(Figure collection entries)
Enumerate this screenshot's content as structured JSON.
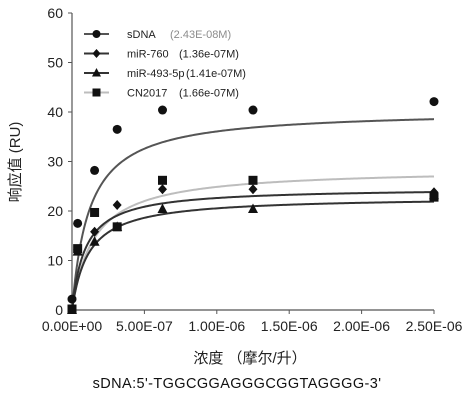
{
  "chart_data": {
    "type": "scatter",
    "ylabel": "响应值 (RU)",
    "xlabel": "浓度 （摩尔/升）",
    "xlim": [
      0,
      2.5e-06
    ],
    "ylim": [
      0,
      60
    ],
    "x_ticks": [
      0,
      5e-07,
      1e-06,
      1.5e-06,
      2e-06,
      2.5e-06
    ],
    "x_tick_labels": [
      "0.00E+00",
      "5.00E-07",
      "1.00E-06",
      "1.50E-06",
      "2.00E-06",
      "2.50E-06"
    ],
    "y_ticks": [
      0,
      10,
      20,
      30,
      40,
      50,
      60
    ],
    "y_tick_labels": [
      "0",
      "10",
      "20",
      "30",
      "40",
      "50",
      "60"
    ],
    "grid": false,
    "legend_position": "top-left",
    "series": [
      {
        "name": "sDNA",
        "kd_label": "(2.43E-08M)",
        "kd_color": "#8c8c8c",
        "marker": "circle",
        "marker_color": "#111111",
        "line_color": "#555555",
        "x": [
          0,
          3.9e-08,
          1.56e-07,
          3.12e-07,
          6.25e-07,
          1.25e-06,
          2.5e-06
        ],
        "y": [
          2.2,
          17.5,
          28.2,
          36.5,
          40.4,
          40.4,
          42.1
        ],
        "curve": {
          "Rmax": 40.4,
          "Kd": 1.2e-07
        }
      },
      {
        "name": "miR-760",
        "kd_label": "(1.36e-07M)",
        "kd_color": "#222222",
        "marker": "diamond",
        "marker_color": "#111111",
        "line_color": "#333333",
        "x": [
          0,
          3.9e-08,
          1.56e-07,
          3.12e-07,
          6.25e-07,
          1.25e-06,
          2.5e-06
        ],
        "y": [
          0.2,
          12.2,
          15.8,
          21.2,
          24.4,
          24.4,
          23.8
        ],
        "curve": {
          "Rmax": 24.7,
          "Kd": 9.2e-08
        }
      },
      {
        "name": "miR-493-5p",
        "kd_label": "(1.41e-07M)",
        "kd_color": "#222222",
        "marker": "triangle",
        "marker_color": "#111111",
        "line_color": "#333333",
        "x": [
          0,
          3.9e-08,
          1.56e-07,
          3.12e-07,
          6.25e-07,
          1.25e-06,
          2.5e-06
        ],
        "y": [
          0,
          11.8,
          13.8,
          16.8,
          20.4,
          20.4,
          23.2
        ],
        "curve": {
          "Rmax": 22.9,
          "Kd": 1.15e-07
        }
      },
      {
        "name": "CN2017",
        "kd_label": "(1.66e-07M)",
        "kd_color": "#222222",
        "marker": "square",
        "marker_color": "#111111",
        "line_color": "#bdbdbd",
        "x": [
          0,
          3.9e-08,
          1.56e-07,
          3.12e-07,
          6.25e-07,
          1.25e-06,
          2.5e-06
        ],
        "y": [
          0.2,
          12.4,
          19.7,
          16.8,
          26.2,
          26.2,
          22.8
        ],
        "curve": {
          "Rmax": 28.6,
          "Kd": 1.5e-07
        }
      }
    ]
  },
  "caption": "sDNA:5'-TGGCGGAGGGCGGTAGGGG-3'"
}
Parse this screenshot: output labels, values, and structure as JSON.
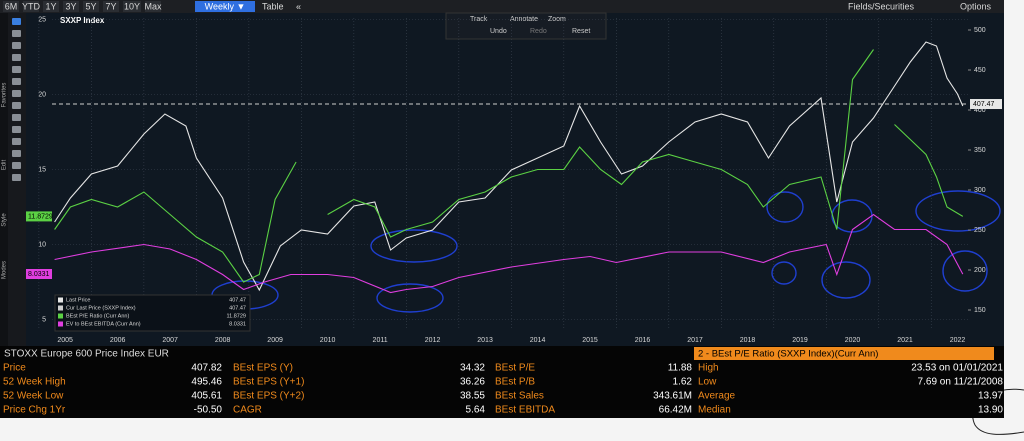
{
  "toolbar": {
    "ranges": [
      "6M",
      "YTD",
      "1Y",
      "3Y",
      "5Y",
      "7Y",
      "10Y",
      "Max"
    ],
    "frequency": "Weekly ▼",
    "table": "Table",
    "collapse": "«",
    "fields": "Fields/Securities",
    "options": "Options"
  },
  "chart_tools": [
    "Track",
    "Annotate",
    "Zoom",
    "Undo",
    "Redo",
    "Reset"
  ],
  "side_labels": [
    "Favorites",
    "Edit",
    "Style",
    "Modes"
  ],
  "chart_data": {
    "type": "line",
    "title": "SXXP Index",
    "xlim": [
      2005.25,
      2022.7
    ],
    "xticks": [
      2005,
      2006,
      2007,
      2008,
      2009,
      2010,
      2011,
      2012,
      2013,
      2014,
      2015,
      2016,
      2017,
      2018,
      2019,
      2020,
      2021,
      2022
    ],
    "ylim": [
      4.3,
      25.1
    ],
    "yticks": [
      5,
      10,
      15,
      20,
      25
    ],
    "y2lim": [
      125,
      515
    ],
    "y2ticks": [
      150,
      200,
      250,
      300,
      350,
      400,
      450,
      500
    ],
    "grid": true,
    "series": [
      {
        "name": "Last Price",
        "color": "#e6e6e6",
        "axis": "y2",
        "last": 407.47,
        "x": [
          2005.3,
          2005.6,
          2006.0,
          2006.5,
          2007.0,
          2007.4,
          2007.8,
          2008.0,
          2008.5,
          2008.9,
          2009.2,
          2009.6,
          2010.0,
          2010.5,
          2011.0,
          2011.4,
          2011.7,
          2012.0,
          2012.5,
          2013.0,
          2013.5,
          2014.0,
          2014.5,
          2015.0,
          2015.3,
          2015.7,
          2016.1,
          2016.5,
          2017.0,
          2017.5,
          2018.0,
          2018.5,
          2018.9,
          2019.3,
          2019.9,
          2020.2,
          2020.5,
          2020.9,
          2021.2,
          2021.6,
          2021.9,
          2022.1,
          2022.3,
          2022.5,
          2022.6
        ],
        "values": [
          260,
          290,
          320,
          330,
          370,
          395,
          380,
          340,
          290,
          210,
          175,
          230,
          250,
          245,
          280,
          285,
          225,
          240,
          250,
          285,
          290,
          325,
          340,
          355,
          405,
          360,
          320,
          330,
          360,
          385,
          395,
          385,
          340,
          380,
          415,
          285,
          360,
          390,
          420,
          460,
          485,
          480,
          440,
          420,
          405
        ]
      },
      {
        "name": "Cur Last Price (SXXP Index)",
        "color": "#cfcfcf",
        "axis": "y2",
        "dashed": true,
        "last": 407.47
      },
      {
        "name": "BEst P/E Ratio (Curr Ann)",
        "color": "#5bd144",
        "axis": "y",
        "last": 11.8729,
        "x": [
          2005.3,
          2005.6,
          2006.0,
          2006.5,
          2007.0,
          2007.5,
          2008.0,
          2008.5,
          2008.9,
          2009.2,
          2009.5,
          2009.9,
          2010.0,
          2010.5,
          2011.0,
          2011.4,
          2011.7,
          2012.0,
          2012.5,
          2013.0,
          2013.5,
          2014.0,
          2014.5,
          2015.0,
          2015.3,
          2015.7,
          2016.1,
          2016.5,
          2017.0,
          2017.5,
          2018.0,
          2018.5,
          2018.8,
          2019.3,
          2019.9,
          2020.2,
          2020.5,
          2020.9,
          2021.0,
          2021.3,
          2021.6,
          2021.9,
          2022.1,
          2022.3,
          2022.6
        ],
        "values": [
          11,
          12.5,
          13,
          12.5,
          13.5,
          12,
          10.5,
          9.5,
          7.5,
          8,
          13,
          15.5,
          null,
          12,
          13,
          12.5,
          10.5,
          11,
          11.5,
          13,
          13.5,
          14.5,
          15,
          15,
          16.5,
          15,
          14,
          15.5,
          16,
          15.5,
          15,
          14,
          12.5,
          14,
          14.5,
          11,
          21,
          23,
          null,
          18,
          17,
          16,
          14.5,
          12.5,
          11.87
        ]
      },
      {
        "name": "EV to BEst EBITDA (Curr Ann)",
        "color": "#e03ee0",
        "axis": "y",
        "last": 8.0331,
        "x": [
          2005.3,
          2006.0,
          2007.0,
          2007.5,
          2008.0,
          2008.5,
          2008.9,
          2009.3,
          2009.8,
          2010.5,
          2011.0,
          2011.7,
          2012.0,
          2012.5,
          2013.0,
          2014.0,
          2015.0,
          2015.5,
          2016.0,
          2017.0,
          2018.0,
          2018.8,
          2019.3,
          2020.0,
          2020.2,
          2020.5,
          2020.9,
          2021.3,
          2021.9,
          2022.3,
          2022.6
        ],
        "values": [
          9,
          9.5,
          10,
          9.7,
          9,
          8,
          7,
          7.5,
          8,
          8,
          7.8,
          6.8,
          7,
          7.2,
          7.8,
          8.5,
          9,
          9.2,
          8.8,
          9.5,
          9.5,
          8.8,
          9.5,
          10,
          8,
          11,
          12,
          11,
          11,
          10,
          8.03
        ]
      }
    ],
    "last_labels": [
      "407.47",
      "407.47",
      "11.8729",
      "8.0331"
    ]
  },
  "stats": {
    "title": "STOXX Europe 600 Price Index EUR",
    "pe_title": "2 - BEst P/E Ratio (SXXP Index)(Curr Ann)",
    "rows": [
      [
        "Price",
        "407.82",
        "BEst EPS (Y)",
        "34.32",
        "BEst P/E",
        "11.88",
        "High",
        "23.53 on 01/01/2021"
      ],
      [
        "52 Week High",
        "495.46",
        "BEst EPS (Y+1)",
        "36.26",
        "BEst P/B",
        "1.62",
        "Low",
        "7.69 on 11/21/2008"
      ],
      [
        "52 Week Low",
        "405.61",
        "BEst EPS (Y+2)",
        "38.55",
        "BEst Sales",
        "343.61M",
        "Average",
        "13.97"
      ],
      [
        "Price Chg 1Yr",
        "-50.50",
        "CAGR",
        "5.64",
        "BEst EBITDA",
        "66.42M",
        "Median",
        "13.90"
      ]
    ]
  }
}
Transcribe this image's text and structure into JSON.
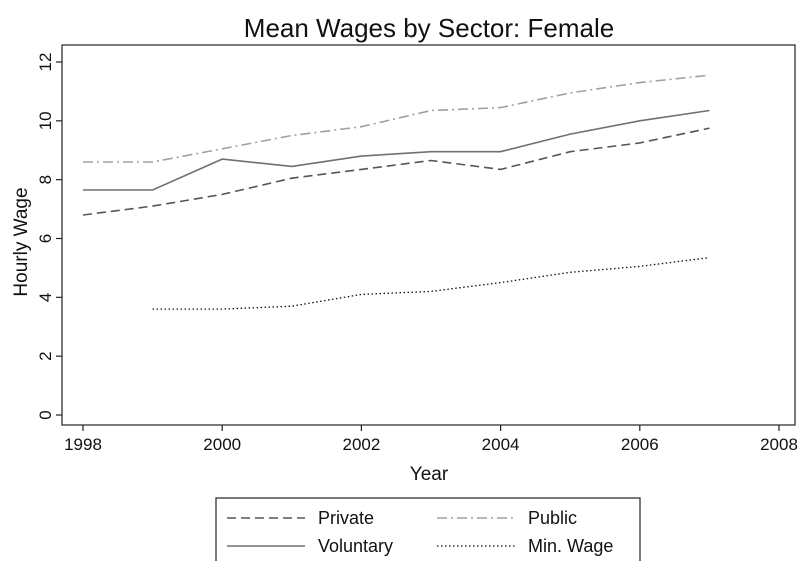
{
  "chart_data": {
    "type": "line",
    "title": "Mean Wages by Sector: Female",
    "xlabel": "Year",
    "ylabel": "Hourly Wage",
    "xlim": [
      1998,
      2008
    ],
    "ylim": [
      0,
      12
    ],
    "xticks": [
      1998,
      2000,
      2002,
      2004,
      2006,
      2008
    ],
    "yticks": [
      0,
      2,
      4,
      6,
      8,
      10,
      12
    ],
    "grid": false,
    "legend_position": "bottom",
    "series": [
      {
        "name": "Private",
        "style": "dashed",
        "color": "#555555",
        "x": [
          1998,
          1999,
          2000,
          2001,
          2002,
          2003,
          2004,
          2005,
          2006,
          2007
        ],
        "y": [
          6.8,
          7.1,
          7.5,
          8.05,
          8.35,
          8.65,
          8.35,
          8.95,
          9.25,
          9.75
        ]
      },
      {
        "name": "Public",
        "style": "dashdot",
        "color": "#a0a0a0",
        "x": [
          1998,
          1999,
          2000,
          2001,
          2002,
          2003,
          2004,
          2005,
          2006,
          2007
        ],
        "y": [
          8.6,
          8.6,
          9.05,
          9.5,
          9.8,
          10.35,
          10.45,
          10.95,
          11.3,
          11.55
        ]
      },
      {
        "name": "Voluntary",
        "style": "solid",
        "color": "#707070",
        "x": [
          1998,
          1999,
          2000,
          2001,
          2002,
          2003,
          2004,
          2005,
          2006,
          2007
        ],
        "y": [
          7.65,
          7.65,
          8.7,
          8.45,
          8.8,
          8.95,
          8.95,
          9.55,
          10.0,
          10.35
        ]
      },
      {
        "name": "Min. Wage",
        "style": "dotted",
        "color": "#111111",
        "x": [
          1999,
          2000,
          2001,
          2002,
          2003,
          2004,
          2005,
          2006,
          2007
        ],
        "y": [
          3.6,
          3.6,
          3.7,
          4.1,
          4.2,
          4.5,
          4.85,
          5.05,
          5.35
        ]
      }
    ]
  }
}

EXERCISE DESCRIPTION = Provide solely the number of lines in the data that include the word "Curr".

ANSWER TO THIS TASK = 3